In the entries below, find every line with "السؤال" and copy it.

Material provided:

==*==

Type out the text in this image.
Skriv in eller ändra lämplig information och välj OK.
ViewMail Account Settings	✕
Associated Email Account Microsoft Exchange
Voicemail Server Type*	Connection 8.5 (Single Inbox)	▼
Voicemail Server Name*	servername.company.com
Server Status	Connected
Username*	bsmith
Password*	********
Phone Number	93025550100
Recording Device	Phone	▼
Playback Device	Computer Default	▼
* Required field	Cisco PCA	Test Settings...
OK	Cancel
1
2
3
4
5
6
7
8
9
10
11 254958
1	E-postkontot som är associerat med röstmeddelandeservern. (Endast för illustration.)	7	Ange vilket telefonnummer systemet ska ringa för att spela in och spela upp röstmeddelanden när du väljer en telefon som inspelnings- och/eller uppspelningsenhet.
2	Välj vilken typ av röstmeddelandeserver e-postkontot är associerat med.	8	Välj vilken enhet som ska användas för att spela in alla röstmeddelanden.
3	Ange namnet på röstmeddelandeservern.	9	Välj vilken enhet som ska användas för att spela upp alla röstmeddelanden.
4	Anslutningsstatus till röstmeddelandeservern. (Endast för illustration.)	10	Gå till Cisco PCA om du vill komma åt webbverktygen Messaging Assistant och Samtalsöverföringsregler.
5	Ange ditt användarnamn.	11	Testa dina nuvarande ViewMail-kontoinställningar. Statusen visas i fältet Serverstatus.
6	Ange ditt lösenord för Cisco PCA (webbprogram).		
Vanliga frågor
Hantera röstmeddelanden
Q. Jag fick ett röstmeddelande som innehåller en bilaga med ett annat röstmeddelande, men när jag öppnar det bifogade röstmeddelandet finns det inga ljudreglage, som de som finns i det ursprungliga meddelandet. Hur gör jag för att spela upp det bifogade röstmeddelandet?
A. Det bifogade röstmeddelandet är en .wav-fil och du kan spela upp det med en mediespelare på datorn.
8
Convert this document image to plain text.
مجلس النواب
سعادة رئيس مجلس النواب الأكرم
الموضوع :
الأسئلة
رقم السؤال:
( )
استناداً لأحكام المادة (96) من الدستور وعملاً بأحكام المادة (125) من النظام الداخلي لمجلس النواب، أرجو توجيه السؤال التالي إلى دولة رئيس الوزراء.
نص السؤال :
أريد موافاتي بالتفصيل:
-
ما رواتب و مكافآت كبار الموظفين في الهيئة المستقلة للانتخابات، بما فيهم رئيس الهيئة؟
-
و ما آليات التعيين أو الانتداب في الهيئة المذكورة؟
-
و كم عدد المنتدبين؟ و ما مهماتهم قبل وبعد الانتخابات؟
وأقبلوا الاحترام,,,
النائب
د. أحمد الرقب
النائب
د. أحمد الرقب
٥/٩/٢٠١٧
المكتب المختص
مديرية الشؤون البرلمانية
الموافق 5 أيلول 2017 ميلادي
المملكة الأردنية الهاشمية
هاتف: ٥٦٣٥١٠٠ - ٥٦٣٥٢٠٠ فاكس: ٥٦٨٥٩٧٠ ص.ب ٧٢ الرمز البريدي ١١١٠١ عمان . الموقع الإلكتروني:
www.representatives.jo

==*==

The reply:
رقم السؤال:
استناداً لأحكام المادة (96) من الدستور وعملاً بأحكام المادة (125) من النظام الداخلي لمجلس النواب، أرجو توجيه السؤال التالي إلى دولة رئيس الوزراء.
نص السؤال :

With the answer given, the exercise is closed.